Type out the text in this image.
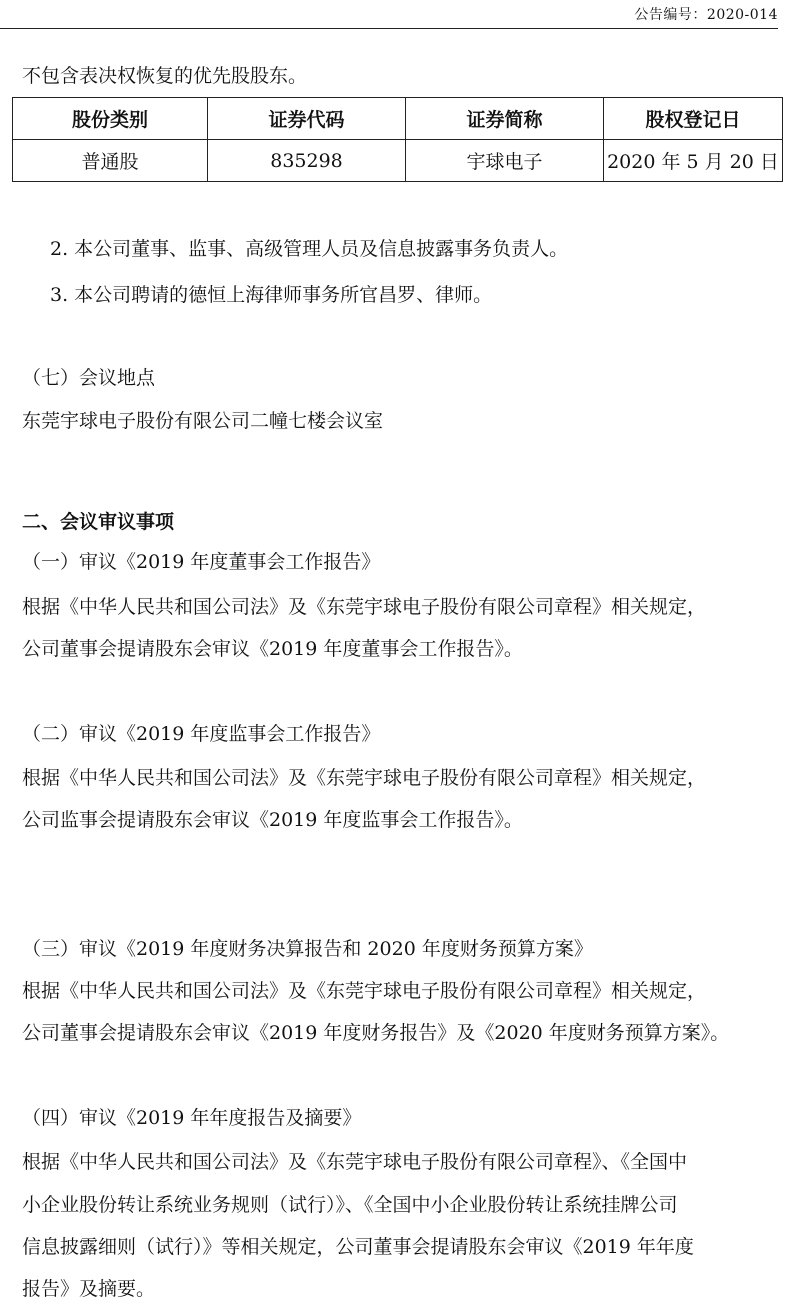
公告编号：2020-014
不包含表决权恢复的优先股股东。
股份类别	证券代码	证券简称	股权登记日
普通股	835298	宇球电子	2020 年 5 月 20 日
2. 本公司董事、监事、高级管理人员及信息披露事务负责人。
3. 本公司聘请的德恒上海律师事务所官昌罗、律师。
（七）会议地点
东莞宇球电子股份有限公司二幢七楼会议室
二、会议审议事项
（一）审议《2019 年度董事会工作报告》
根据《中华人民共和国公司法》及《东莞宇球电子股份有限公司章程》相关规定，
公司董事会提请股东会审议《2019 年度董事会工作报告》。
（二）审议《2019 年度监事会工作报告》
根据《中华人民共和国公司法》及《东莞宇球电子股份有限公司章程》相关规定，
公司监事会提请股东会审议《2019 年度监事会工作报告》。
（三）审议《2019 年度财务决算报告和 2020 年度财务预算方案》
根据《中华人民共和国公司法》及《东莞宇球电子股份有限公司章程》相关规定，
公司董事会提请股东会审议《2019 年度财务报告》及《2020 年度财务预算方案》。
（四）审议《2019 年年度报告及摘要》
根据《中华人民共和国公司法》及《东莞宇球电子股份有限公司章程》、《全国中
小企业股份转让系统业务规则（试行）》、《全国中小企业股份转让系统挂牌公司
信息披露细则（试行）》等相关规定，公司董事会提请股东会审议《2019 年年度
报告》及摘要。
........
**To be done:** Repeat the listing in full and exactly. Do not include any images.

**Result for this exercise:**
Type out the text in this image.
公告编号：2020-014
不包含表决权恢复的优先股股东。
股份类别	证券代码	证券简称	股权登记日
普通股	835298	宇球电子	2020 年 5 月 20 日
2. 本公司董事、监事、高级管理人员及信息披露事务负责人。
3. 本公司聘请的德恒上海律师事务所官昌罗、律师。
（七）会议地点
东莞宇球电子股份有限公司二幢七楼会议室
二、会议审议事项
（一）审议《2019 年度董事会工作报告》
根据《中华人民共和国公司法》及《东莞宇球电子股份有限公司章程》相关规定，
公司董事会提请股东会审议《2019 年度董事会工作报告》。
（二）审议《2019 年度监事会工作报告》
根据《中华人民共和国公司法》及《东莞宇球电子股份有限公司章程》相关规定，
公司监事会提请股东会审议《2019 年度监事会工作报告》。
（三）审议《2019 年度财务决算报告和 2020 年度财务预算方案》
根据《中华人民共和国公司法》及《东莞宇球电子股份有限公司章程》相关规定，
公司董事会提请股东会审议《2019 年度财务报告》及《2020 年度财务预算方案》。
（四）审议《2019 年年度报告及摘要》
根据《中华人民共和国公司法》及《东莞宇球电子股份有限公司章程》、《全国中
小企业股份转让系统业务规则（试行）》、《全国中小企业股份转让系统挂牌公司
信息披露细则（试行）》等相关规定，公司董事会提请股东会审议《2019 年年度
报告》及摘要。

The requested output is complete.